- _Set problem a_: In the listing, rewrite the lines starting at the one that contains "svg-text:a: a <box>1001 13 1007 24</box>" and ending at the one that contains "Output each element", replacing "data-point" with "marker" and keeping everything else the same. Leave the pictures out.

AUSTIN, Texas - The Texas Parks and Wildlife Department is delaying the stocking of rainbow trout in the Canyon Tailrace along the Guadalupe River until at least mid-December, due to high water flow.
The stocking site is among the most popular of the 100-plus Texas water bodies that annually receive hatchery-raised rainbow trout during the department's winter trout stocking effort. Tentatively, Canyon Tailrace is scheduled to receive its first shipment of trout on Dec. 17, according to Todd Engeling, TPWD hatchery program director.
TPWD has been stocking rainbow trout in small urban lakes, state park lakes and popular river tailraces each winter since the 1970s, providing Texans a simple and economical opportunity to go fishing. The success of the program is evident by the participation level.
"It's not uncommon to find 50 to 75 people at the stocking site along the Guadalupe River below Canyon Dam waiting for the truck," Engeling said. "A lot of folks print out the list of stocking dates and tack it up on the fridge or bulletin board, but it's important to remember to check our Web page before making plans because the dates do change. The online schedule is updated constantly and is the most accurate schedule."

- _Set problem b_: Summarize the article on the trout stocking delay in two sentences.

- _Excerpted data_:

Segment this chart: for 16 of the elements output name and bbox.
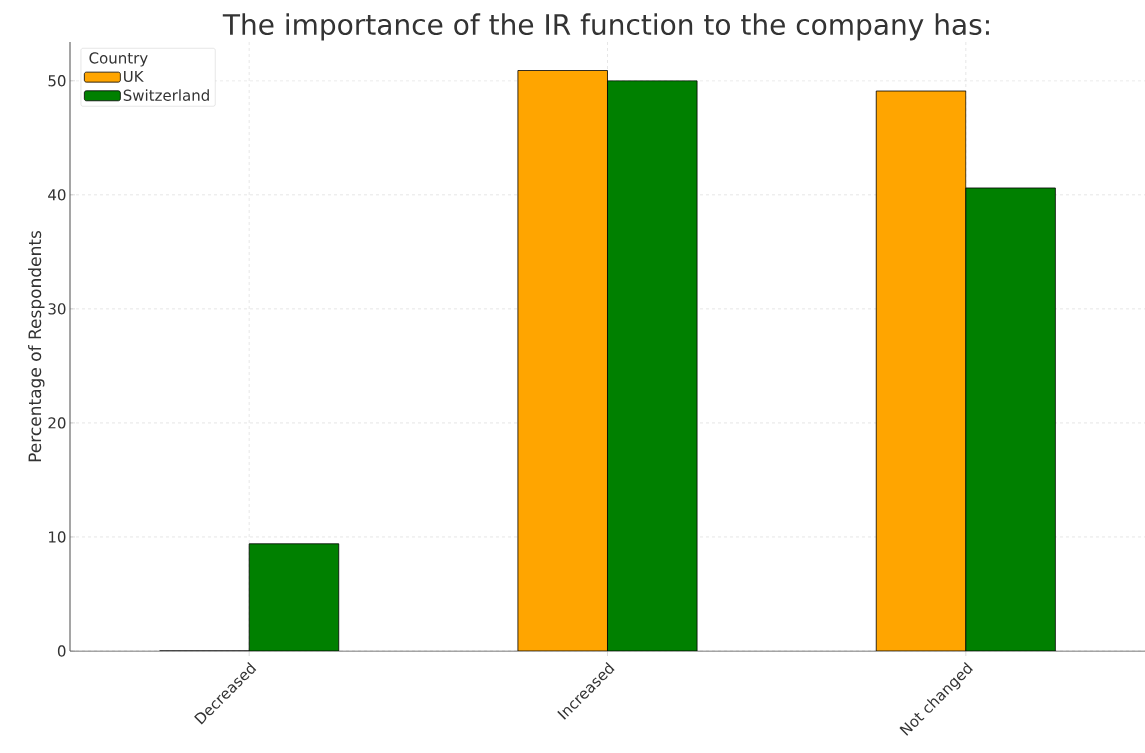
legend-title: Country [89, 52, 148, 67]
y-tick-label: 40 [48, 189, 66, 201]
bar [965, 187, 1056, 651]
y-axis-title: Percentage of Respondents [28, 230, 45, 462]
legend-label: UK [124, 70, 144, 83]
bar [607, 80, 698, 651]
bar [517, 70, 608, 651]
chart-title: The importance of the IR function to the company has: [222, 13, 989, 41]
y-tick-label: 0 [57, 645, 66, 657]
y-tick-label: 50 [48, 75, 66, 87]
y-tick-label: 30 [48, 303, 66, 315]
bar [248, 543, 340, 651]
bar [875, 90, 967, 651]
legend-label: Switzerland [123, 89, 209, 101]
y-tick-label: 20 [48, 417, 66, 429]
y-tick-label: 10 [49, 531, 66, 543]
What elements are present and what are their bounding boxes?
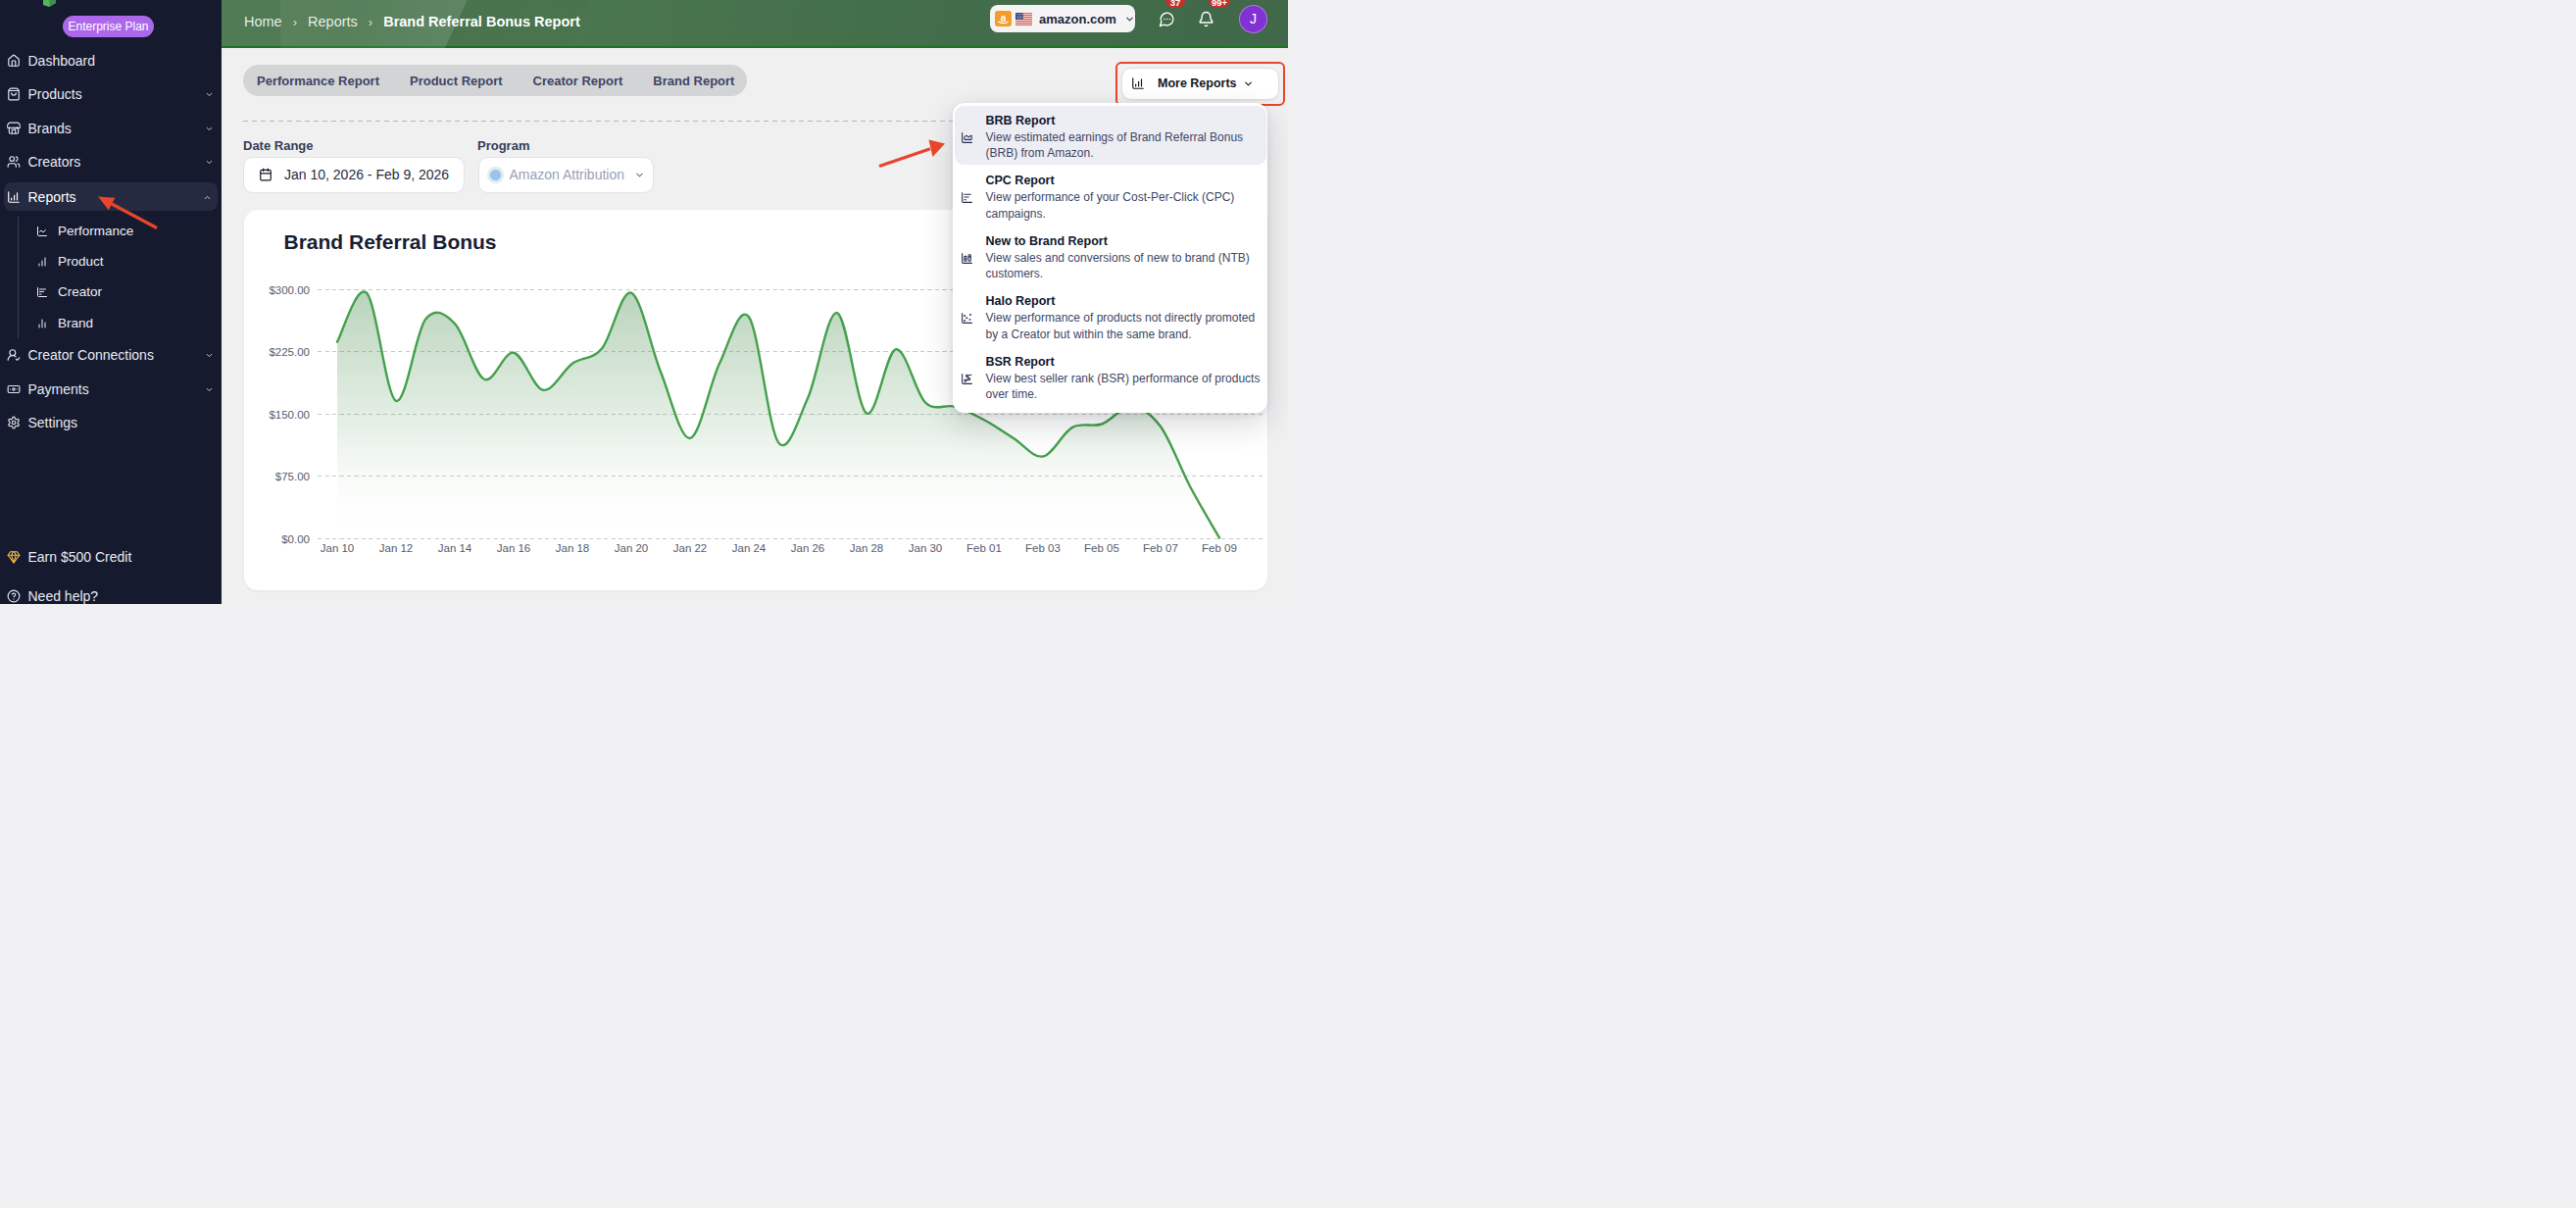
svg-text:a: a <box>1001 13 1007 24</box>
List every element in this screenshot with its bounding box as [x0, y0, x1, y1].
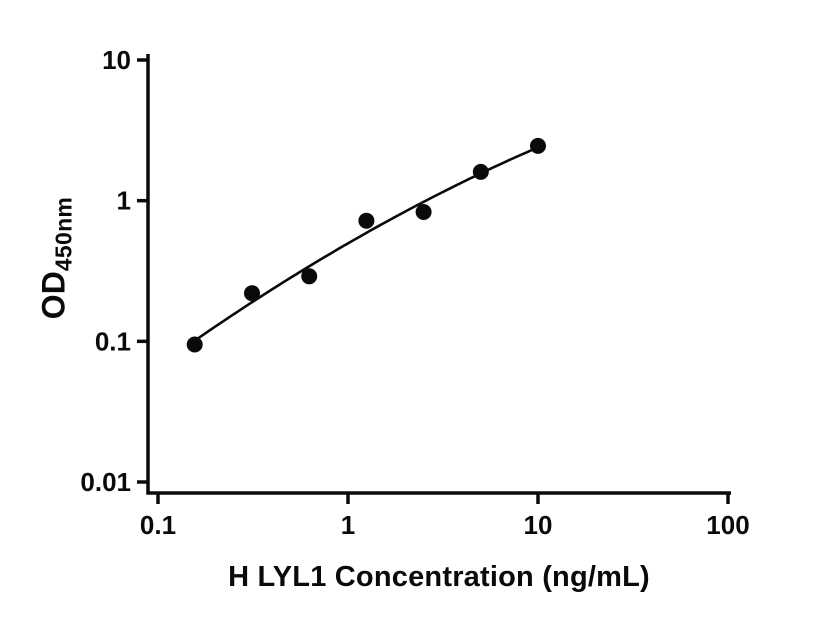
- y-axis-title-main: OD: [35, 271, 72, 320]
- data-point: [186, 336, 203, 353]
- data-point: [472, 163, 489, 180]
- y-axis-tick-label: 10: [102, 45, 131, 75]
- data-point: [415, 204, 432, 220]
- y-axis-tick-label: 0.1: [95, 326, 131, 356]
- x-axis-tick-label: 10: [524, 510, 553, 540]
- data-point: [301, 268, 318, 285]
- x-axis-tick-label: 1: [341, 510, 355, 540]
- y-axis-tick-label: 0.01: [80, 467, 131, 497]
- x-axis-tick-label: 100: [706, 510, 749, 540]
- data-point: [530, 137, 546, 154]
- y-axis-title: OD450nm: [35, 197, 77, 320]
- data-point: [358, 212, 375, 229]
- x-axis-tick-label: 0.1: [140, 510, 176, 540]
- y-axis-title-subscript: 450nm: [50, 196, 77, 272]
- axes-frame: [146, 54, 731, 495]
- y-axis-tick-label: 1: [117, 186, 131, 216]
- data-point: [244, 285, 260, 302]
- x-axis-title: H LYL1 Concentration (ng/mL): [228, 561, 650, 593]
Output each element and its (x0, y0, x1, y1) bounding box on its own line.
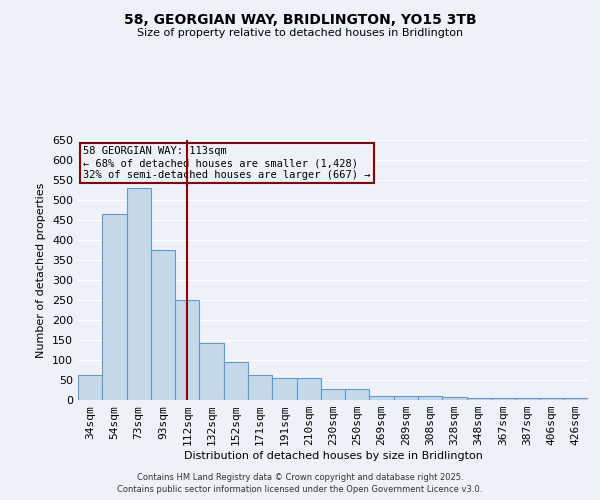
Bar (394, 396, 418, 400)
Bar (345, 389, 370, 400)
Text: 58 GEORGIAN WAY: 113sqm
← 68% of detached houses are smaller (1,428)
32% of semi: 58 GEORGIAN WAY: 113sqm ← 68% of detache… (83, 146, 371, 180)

- _Full answer a_:
svg-text:a: a <box>1001 13 1007 24</box>
List every element in this screenshot with its bounding box as [x0, y0, x1, y1].
- y-axis-title-main: OD: [35, 271, 72, 320]
- marker: [186, 336, 203, 353]
- marker: [472, 163, 489, 180]
- y-axis-tick-label: 10: [102, 45, 131, 75]
- marker: [415, 204, 432, 220]
- y-axis-tick-label: 0.1: [95, 326, 131, 356]
- x-axis-tick-label: 10: [524, 510, 553, 540]
- marker: [301, 268, 318, 285]
- x-axis-tick-label: 1: [341, 510, 355, 540]
- y-axis-tick-label: 0.01: [80, 467, 131, 497]
- x-axis-tick-label: 100: [706, 510, 749, 540]
- marker: [530, 137, 546, 154]
- y-axis-title: OD450nm: [35, 197, 77, 320]
- marker: [358, 212, 375, 229]
- x-axis-tick-label: 0.1: [140, 510, 176, 540]
- y-axis-title-subscript: 450nm: [50, 196, 77, 272]
- axes-frame: [146, 54, 731, 495]
- y-axis-tick-label: 1: [117, 186, 131, 216]
- marker: [244, 285, 260, 302]
- x-axis-title: H LYL1 Concentration (ng/mL): [228, 561, 650, 593]
Output each element and its (x0, y0, x1, y1) bounding box on its own line.

- _Full answer b_: The Texas Parks and Wildlife Department is delaying rainbow trout stocking in the Canyon Tailrace along the Guadalupe River until at least mid-December because of high water flow, with the first shipment tentatively scheduled for Dec. 17. The department has stocked rainbow trout each winter since the 1970s, and its hatchery program director advises checking the constantly updated online schedule because stocking dates change.